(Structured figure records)
______

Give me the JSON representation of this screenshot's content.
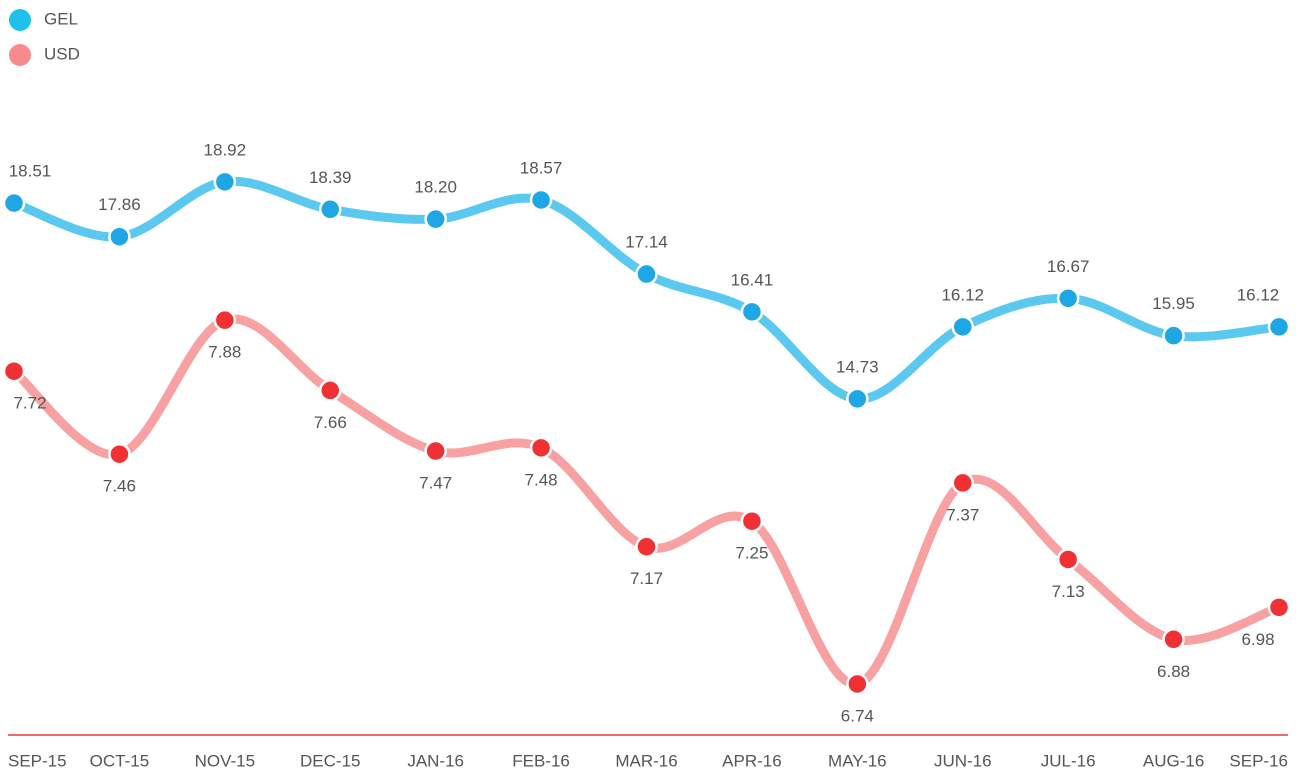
{
  "chart_data": {
    "type": "line",
    "categories": [
      "SEP-15",
      "OCT-15",
      "NOV-15",
      "DEC-15",
      "JAN-16",
      "FEB-16",
      "MAR-16",
      "APR-16",
      "MAY-16",
      "JUN-16",
      "JUL-16",
      "AUG-16",
      "SEP-16"
    ],
    "series": [
      {
        "name": "GEL",
        "color": "#5bc8ef",
        "marker_color": "#1ea7e4",
        "values": [
          18.51,
          17.86,
          18.92,
          18.39,
          18.2,
          18.57,
          17.14,
          16.41,
          14.73,
          16.12,
          16.67,
          15.95,
          16.12
        ],
        "value_labels": [
          "18.51",
          "17.86",
          "18.92",
          "18.39",
          "18.20",
          "18.57",
          "17.14",
          "16.41",
          "14.73",
          "16.12",
          "16.67",
          "15.95",
          "16.12"
        ]
      },
      {
        "name": "USD",
        "color": "#f7a1a3",
        "marker_color": "#f03033",
        "axis": "y2",
        "values": [
          7.72,
          7.46,
          7.88,
          7.66,
          7.47,
          7.48,
          7.17,
          7.25,
          6.74,
          7.37,
          7.13,
          6.88,
          6.98
        ],
        "value_labels": [
          "7.72",
          "7.46",
          "7.88",
          "7.66",
          "7.47",
          "7.48",
          "7.17",
          "7.25",
          "6.74",
          "7.37",
          "7.13",
          "6.88",
          "6.98"
        ]
      }
    ],
    "ylim": [
      8.24,
      20.5
    ],
    "y2lim": [
      6.58,
      8.57
    ],
    "legend": "top-left"
  }
}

______

> **Requirements**: Transcribe every entry above exactly. Omit all pictures.

> **Output for this exercise**:
Give me the JSON representation of this screenshot's content.
{
  "chart_data": {
    "type": "line",
    "categories": [
      "SEP-15",
      "OCT-15",
      "NOV-15",
      "DEC-15",
      "JAN-16",
      "FEB-16",
      "MAR-16",
      "APR-16",
      "MAY-16",
      "JUN-16",
      "JUL-16",
      "AUG-16",
      "SEP-16"
    ],
    "series": [
      {
        "name": "GEL",
        "color": "#5bc8ef",
        "marker_color": "#1ea7e4",
        "values": [
          18.51,
          17.86,
          18.92,
          18.39,
          18.2,
          18.57,
          17.14,
          16.41,
          14.73,
          16.12,
          16.67,
          15.95,
          16.12
        ],
        "value_labels": [
          "18.51",
          "17.86",
          "18.92",
          "18.39",
          "18.20",
          "18.57",
          "17.14",
          "16.41",
          "14.73",
          "16.12",
          "16.67",
          "15.95",
          "16.12"
        ]
      },
      {
        "name": "USD",
        "color": "#f7a1a3",
        "marker_color": "#f03033",
        "axis": "y2",
        "values": [
          7.72,
          7.46,
          7.88,
          7.66,
          7.47,
          7.48,
          7.17,
          7.25,
          6.74,
          7.37,
          7.13,
          6.88,
          6.98
        ],
        "value_labels": [
          "7.72",
          "7.46",
          "7.88",
          "7.66",
          "7.47",
          "7.48",
          "7.17",
          "7.25",
          "6.74",
          "7.37",
          "7.13",
          "6.88",
          "6.98"
        ]
      }
    ],
    "ylim": [
      8.24,
      20.5
    ],
    "y2lim": [
      6.58,
      8.57
    ],
    "legend": "top-left"
  }
}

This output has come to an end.